** Opening Material to process block **

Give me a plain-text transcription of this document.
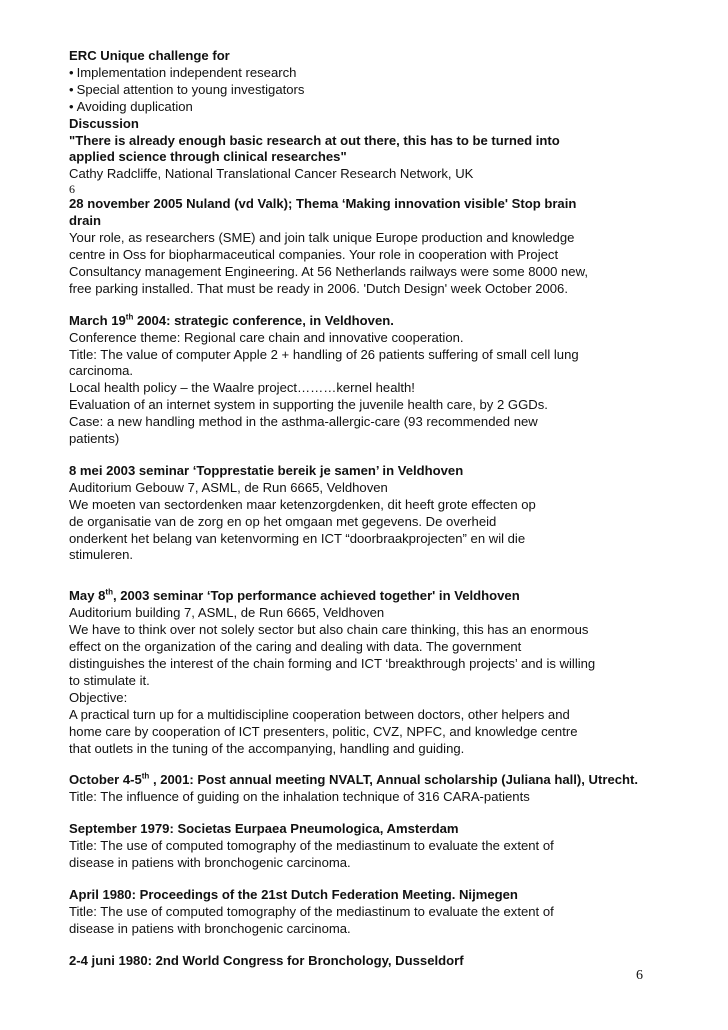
ERC Unique challenge for
• Implementation independent research
• Special attention to young investigators
• Avoiding duplication
Discussion
"There is already enough basic research at out there, this has to be turned into
applied science through clinical researches"
Cathy Radcliffe, National Translational Cancer Research Network, UK
6
28 november 2005 Nuland (vd Valk); Thema ‘Making innovation visible' Stop brain
drain
Your role, as researchers (SME) and join talk unique Europe production and knowledge
centre in Oss for biopharmaceutical companies. Your role in cooperation with Project
Consultancy management Engineering. At 56 Netherlands railways were some 8000 new,
free parking installed. That must be ready in 2006. 'Dutch Design' week October 2006.
March 19th 2004: strategic conference, in Veldhoven.
Conference theme: Regional care chain and innovative cooperation.
Title: The value of computer Apple 2 + handling of 26 patients suffering of small cell lung
carcinoma.
Local health policy – the Waalre project………kernel health!
Evaluation of an internet system in supporting the juvenile health care, by 2 GGDs.
Case: a new handling method in the asthma-allergic-care (93 recommended new
patients)
8 mei 2003 seminar ‘Topprestatie bereik je samen’ in Veldhoven
Auditorium Gebouw 7, ASML, de Run 6665, Veldhoven
We moeten van sectordenken maar ketenzorgdenken, dit heeft grote effecten op
de organisatie van de zorg en op het omgaan met gegevens. De overheid
onderkent het belang van ketenvorming en ICT “doorbraakprojecten” en wil die
stimuleren.
May 8th, 2003 seminar ‘Top performance achieved together' in Veldhoven
Auditorium building 7, ASML, de Run 6665, Veldhoven
We have to think over not solely sector but also chain care thinking, this has an enormous
effect on the organization of the caring and dealing with data. The government
distinguishes the interest of the chain forming and ICT ‘breakthrough projects’ and is willing
to stimulate it.
Objective:
A practical turn up for a multidiscipline cooperation between doctors, other helpers and
home care by cooperation of ICT presenters, politic, CVZ, NPFC, and knowledge centre
that outlets in the tuning of the accompanying, handling and guiding.
October 4-5th , 2001: Post annual meeting NVALT, Annual scholarship (Juliana hall), Utrecht.
Title: The influence of guiding on the inhalation technique of 316 CARA-patients
September 1979: Societas Eurpaea Pneumologica, Amsterdam
Title: The use of computed tomography of the mediastinum to evaluate the extent of
disease in patiens with bronchogenic carcinoma.
April 1980: Proceedings of the 21st Dutch Federation Meeting. Nijmegen
Title: The use of computed tomography of the mediastinum to evaluate the extent of
disease in patiens with bronchogenic carcinoma.
2-4 juni 1980: 2nd World Congress for Bronchology, Dusseldorf
6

** Closing Material to process block **

** What you need to do **
The answer must consist of each line from the data that includes the string "with".

** Task result **
centre in Oss for biopharmaceutical companies. Your role in cooperation with Project
effect on the organization of the caring and dealing with data. The government
disease in patiens with bronchogenic carcinoma.
disease in patiens with bronchogenic carcinoma.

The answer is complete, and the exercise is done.